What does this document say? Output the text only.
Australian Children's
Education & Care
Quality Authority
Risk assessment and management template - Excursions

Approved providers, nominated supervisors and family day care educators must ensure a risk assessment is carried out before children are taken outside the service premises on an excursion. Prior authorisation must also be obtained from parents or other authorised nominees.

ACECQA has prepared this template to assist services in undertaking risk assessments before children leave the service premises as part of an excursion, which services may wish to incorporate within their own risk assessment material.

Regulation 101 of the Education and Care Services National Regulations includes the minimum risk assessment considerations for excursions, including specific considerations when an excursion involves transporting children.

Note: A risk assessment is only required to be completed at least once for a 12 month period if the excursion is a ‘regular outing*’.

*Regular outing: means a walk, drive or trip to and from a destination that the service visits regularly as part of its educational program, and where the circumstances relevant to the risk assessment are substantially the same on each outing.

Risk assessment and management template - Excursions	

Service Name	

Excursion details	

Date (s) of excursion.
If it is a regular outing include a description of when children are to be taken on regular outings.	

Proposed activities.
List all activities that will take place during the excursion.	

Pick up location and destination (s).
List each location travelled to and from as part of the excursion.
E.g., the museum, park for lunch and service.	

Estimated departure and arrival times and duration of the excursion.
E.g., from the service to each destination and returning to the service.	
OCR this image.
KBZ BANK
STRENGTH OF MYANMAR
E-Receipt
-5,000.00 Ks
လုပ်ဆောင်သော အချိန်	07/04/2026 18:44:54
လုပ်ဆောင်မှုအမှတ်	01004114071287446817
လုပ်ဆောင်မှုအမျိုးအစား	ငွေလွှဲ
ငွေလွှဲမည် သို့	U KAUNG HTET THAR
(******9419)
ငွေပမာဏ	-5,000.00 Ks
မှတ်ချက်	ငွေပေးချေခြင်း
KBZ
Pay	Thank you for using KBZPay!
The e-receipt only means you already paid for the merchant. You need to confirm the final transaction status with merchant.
+++
• Given problem
Reproduce the listing shown above in its entirety, exactly.

• Answer for this exercise
What does this document say? Output the text only.
Australian Children's
Education & Care
Quality Authority
Risk assessment and management template - Excursions

Approved providers, nominated supervisors and family day care educators must ensure a risk assessment is carried out before children are taken outside the service premises on an excursion. Prior authorisation must also be obtained from parents or other authorised nominees.

ACECQA has prepared this template to assist services in undertaking risk assessments before children leave the service premises as part of an excursion, which services may wish to incorporate within their own risk assessment material.

Regulation 101 of the Education and Care Services National Regulations includes the minimum risk assessment considerations for excursions, including specific considerations when an excursion involves transporting children.

Note: A risk assessment is only required to be completed at least once for a 12 month period if the excursion is a ‘regular outing*’.

*Regular outing: means a walk, drive or trip to and from a destination that the service visits regularly as part of its educational program, and where the circumstances relevant to the risk assessment are substantially the same on each outing.

Risk assessment and management template - Excursions	

Service Name	

Excursion details	

Date (s) of excursion.
If it is a regular outing include a description of when children are to be taken on regular outings.	

Proposed activities.
List all activities that will take place during the excursion.	

Pick up location and destination (s).
List each location travelled to and from as part of the excursion.
E.g., the museum, park for lunch and service.	

Estimated departure and arrival times and duration of the excursion.
E.g., from the service to each destination and returning to the service.	
OCR this image.
KBZ BANK
STRENGTH OF MYANMAR
E-Receipt
-5,000.00 Ks
လုပ်ဆောင်သော အချိန်	07/04/2026 18:44:54
လုပ်ဆောင်မှုအမှတ်	01004114071287446817
လုပ်ဆောင်မှုအမျိုးအစား	ငွေလွှဲ
ငွေလွှဲမည် သို့	U KAUNG HTET THAR
(******9419)
ငွေပမာဏ	-5,000.00 Ks
မှတ်ချက်	ငွေပေးချေခြင်း
KBZ
Pay	Thank you for using KBZPay!
The e-receipt only means you already paid for the merchant. You need to confirm the final transaction status with merchant.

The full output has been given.